*Description of the task*. Extract the passage from the journal listing below starting at "Pages 945-955" and ending at "Editor: Russell Swerdlow)", copying it word for word.

*Text excerpt*.

Pages 933-944
Maria Basta, Alexandros N. Vgontzas, Julio Fernandez-Mendoza, Despina Antypa, Yun Li, Ioannis Zaganas, Symeon Panagiotakis, Efthalia Karagkouni, Panagiotis Simos
Basal Cortisol Levels Are Increased in Patients with Mild Cognitive Impairment: Role of Insomnia and Short Sleep Duration
Abstract: Background: Mild cognitive impairment (MCI) is frequent in elderly and a risk factor for dementia. Both insomnia and increased cortisol levels are risk factors for MCI. Objective: We examined cross-sectionally whether increased cortisol levels are associated with short sleep duration (SSD) and/or the insomnia short sleep duration (ISS) phenotype, in elderly with MCI. Methods: One hundred twenty-four participants with MCI and 84 cognitively non-impaired controls (CNI) ≥60 years underwent medical history, physical examination, neuropsychiatric evaluation, neuropsychological testing, 3-day actigraphy, assessment of subjective insomnia symptoms, and a single morning plasma cortisol level. The short sleep phenotypes were defined by sleep efficiency below the median of the entire sample (i.e., ≤81%) with at least one insomnia symptom (ISS) or without (SSD). ANOVA models were used to compare the various sleep phenotypes to those who did not present either short sleep or insomnia symptoms [non-insomnia (NI)]. Results: MCI participants had higher cortisol levels compared to the CNI group (p=0.009). MCI participants with insomnia (n=44) or SSD (n=38) had higher cortisol levels compared to the NI group (n=42; p=0.014 and p=0.045, respectively). Furthermore, MCI participants with ISS phenotype but not those with insomnia with normal sleep duration had higher cortisol levels compared to NI (p=0.011 and p=0.4, respectively). Both linear trend analyses showed that cortisol reached the highest levels in the ISS phenotype. Conclusion: The ISS and SSD phenotypes are associated with increased cortisol levels in elderly with MCI. Improving sleep quality and duration and decreasing cortisol levels may delay further cognitive decline.

Pages 945-955
Matthew Gabel, Rebecca M. Bollinger, Dean W. Coble, Joshua D. Grill, Dorothy F. Edwards, Jennifer H. Lingler, Erin Chin, Susan L. Stark (Handling Associate Editor: Russell Swerdlow)

*Document layout analysis data*.

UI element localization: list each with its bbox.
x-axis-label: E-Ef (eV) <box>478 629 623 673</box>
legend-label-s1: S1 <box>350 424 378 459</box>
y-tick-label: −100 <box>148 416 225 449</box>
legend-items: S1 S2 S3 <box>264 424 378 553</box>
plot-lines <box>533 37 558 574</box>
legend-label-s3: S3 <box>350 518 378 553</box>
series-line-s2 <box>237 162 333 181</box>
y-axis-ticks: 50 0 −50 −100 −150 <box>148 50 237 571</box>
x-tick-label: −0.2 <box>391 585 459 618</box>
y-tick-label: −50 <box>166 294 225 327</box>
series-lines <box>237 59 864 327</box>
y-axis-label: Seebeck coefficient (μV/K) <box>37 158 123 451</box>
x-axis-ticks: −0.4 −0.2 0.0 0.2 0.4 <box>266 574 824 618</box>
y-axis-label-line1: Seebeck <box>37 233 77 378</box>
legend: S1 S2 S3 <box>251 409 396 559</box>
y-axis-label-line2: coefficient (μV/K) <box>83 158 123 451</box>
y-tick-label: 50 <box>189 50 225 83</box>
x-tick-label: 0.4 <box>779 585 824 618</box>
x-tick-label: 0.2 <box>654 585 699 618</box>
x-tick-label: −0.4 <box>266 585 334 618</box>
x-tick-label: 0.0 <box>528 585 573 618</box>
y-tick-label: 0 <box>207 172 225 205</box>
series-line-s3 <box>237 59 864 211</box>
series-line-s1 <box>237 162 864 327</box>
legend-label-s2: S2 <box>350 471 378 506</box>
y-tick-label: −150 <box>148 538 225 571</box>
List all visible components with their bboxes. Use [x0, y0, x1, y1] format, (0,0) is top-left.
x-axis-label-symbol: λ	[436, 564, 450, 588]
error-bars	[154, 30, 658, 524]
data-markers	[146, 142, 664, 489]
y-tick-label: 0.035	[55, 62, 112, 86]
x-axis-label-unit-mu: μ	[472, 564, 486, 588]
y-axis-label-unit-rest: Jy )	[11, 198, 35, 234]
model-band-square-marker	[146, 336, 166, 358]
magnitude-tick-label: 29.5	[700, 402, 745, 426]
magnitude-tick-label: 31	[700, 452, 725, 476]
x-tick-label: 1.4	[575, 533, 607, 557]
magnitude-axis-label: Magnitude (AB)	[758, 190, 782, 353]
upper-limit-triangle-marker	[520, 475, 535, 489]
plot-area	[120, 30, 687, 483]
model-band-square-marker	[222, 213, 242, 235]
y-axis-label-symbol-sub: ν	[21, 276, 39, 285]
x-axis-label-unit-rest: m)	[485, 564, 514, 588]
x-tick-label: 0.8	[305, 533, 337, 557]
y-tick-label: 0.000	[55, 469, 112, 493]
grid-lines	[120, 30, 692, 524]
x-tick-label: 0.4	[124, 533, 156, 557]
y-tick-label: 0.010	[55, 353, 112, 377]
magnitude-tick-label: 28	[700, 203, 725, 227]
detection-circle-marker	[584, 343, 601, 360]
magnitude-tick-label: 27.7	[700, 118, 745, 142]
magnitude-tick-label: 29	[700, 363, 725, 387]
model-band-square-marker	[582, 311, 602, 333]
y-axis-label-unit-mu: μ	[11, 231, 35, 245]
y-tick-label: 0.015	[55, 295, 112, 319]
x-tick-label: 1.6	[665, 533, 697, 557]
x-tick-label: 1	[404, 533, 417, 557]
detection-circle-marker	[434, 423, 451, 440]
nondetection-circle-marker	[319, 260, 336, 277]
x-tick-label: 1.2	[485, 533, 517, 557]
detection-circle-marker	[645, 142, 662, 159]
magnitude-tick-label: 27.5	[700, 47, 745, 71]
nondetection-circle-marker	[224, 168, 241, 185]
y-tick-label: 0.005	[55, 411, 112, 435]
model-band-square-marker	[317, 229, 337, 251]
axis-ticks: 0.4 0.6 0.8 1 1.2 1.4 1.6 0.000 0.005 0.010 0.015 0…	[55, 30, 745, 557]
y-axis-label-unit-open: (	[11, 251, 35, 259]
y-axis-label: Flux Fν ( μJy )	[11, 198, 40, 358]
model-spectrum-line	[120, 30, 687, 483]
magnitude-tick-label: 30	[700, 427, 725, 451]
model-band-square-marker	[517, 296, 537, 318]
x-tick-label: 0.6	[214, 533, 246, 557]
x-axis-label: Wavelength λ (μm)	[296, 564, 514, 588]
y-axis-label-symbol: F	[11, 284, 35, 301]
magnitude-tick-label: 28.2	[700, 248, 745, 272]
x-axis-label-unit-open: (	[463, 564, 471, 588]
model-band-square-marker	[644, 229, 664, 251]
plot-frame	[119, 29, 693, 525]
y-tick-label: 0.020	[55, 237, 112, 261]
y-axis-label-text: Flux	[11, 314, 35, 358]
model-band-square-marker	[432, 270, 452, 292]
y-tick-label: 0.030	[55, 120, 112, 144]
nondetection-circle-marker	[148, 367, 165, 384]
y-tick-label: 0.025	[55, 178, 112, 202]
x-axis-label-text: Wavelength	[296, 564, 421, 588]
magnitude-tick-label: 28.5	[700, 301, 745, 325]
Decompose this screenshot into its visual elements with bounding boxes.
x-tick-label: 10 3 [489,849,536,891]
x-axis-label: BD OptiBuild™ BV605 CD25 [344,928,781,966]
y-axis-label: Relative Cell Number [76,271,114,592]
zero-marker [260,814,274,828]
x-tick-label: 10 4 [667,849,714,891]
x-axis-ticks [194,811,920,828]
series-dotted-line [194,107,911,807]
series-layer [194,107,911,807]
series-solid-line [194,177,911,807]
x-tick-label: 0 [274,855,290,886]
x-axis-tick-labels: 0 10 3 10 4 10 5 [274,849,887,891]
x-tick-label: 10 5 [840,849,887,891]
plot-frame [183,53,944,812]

*Answer section*.
Pages 945-955
Matthew Gabel, Rebecca M. Bollinger, Dean W. Coble, Joshua D. Grill, Dorothy F. Edwards, Jennifer H. Lingler, Erin Chin, Susan L. Stark (Handling Associate Editor: Russell Swerdlow)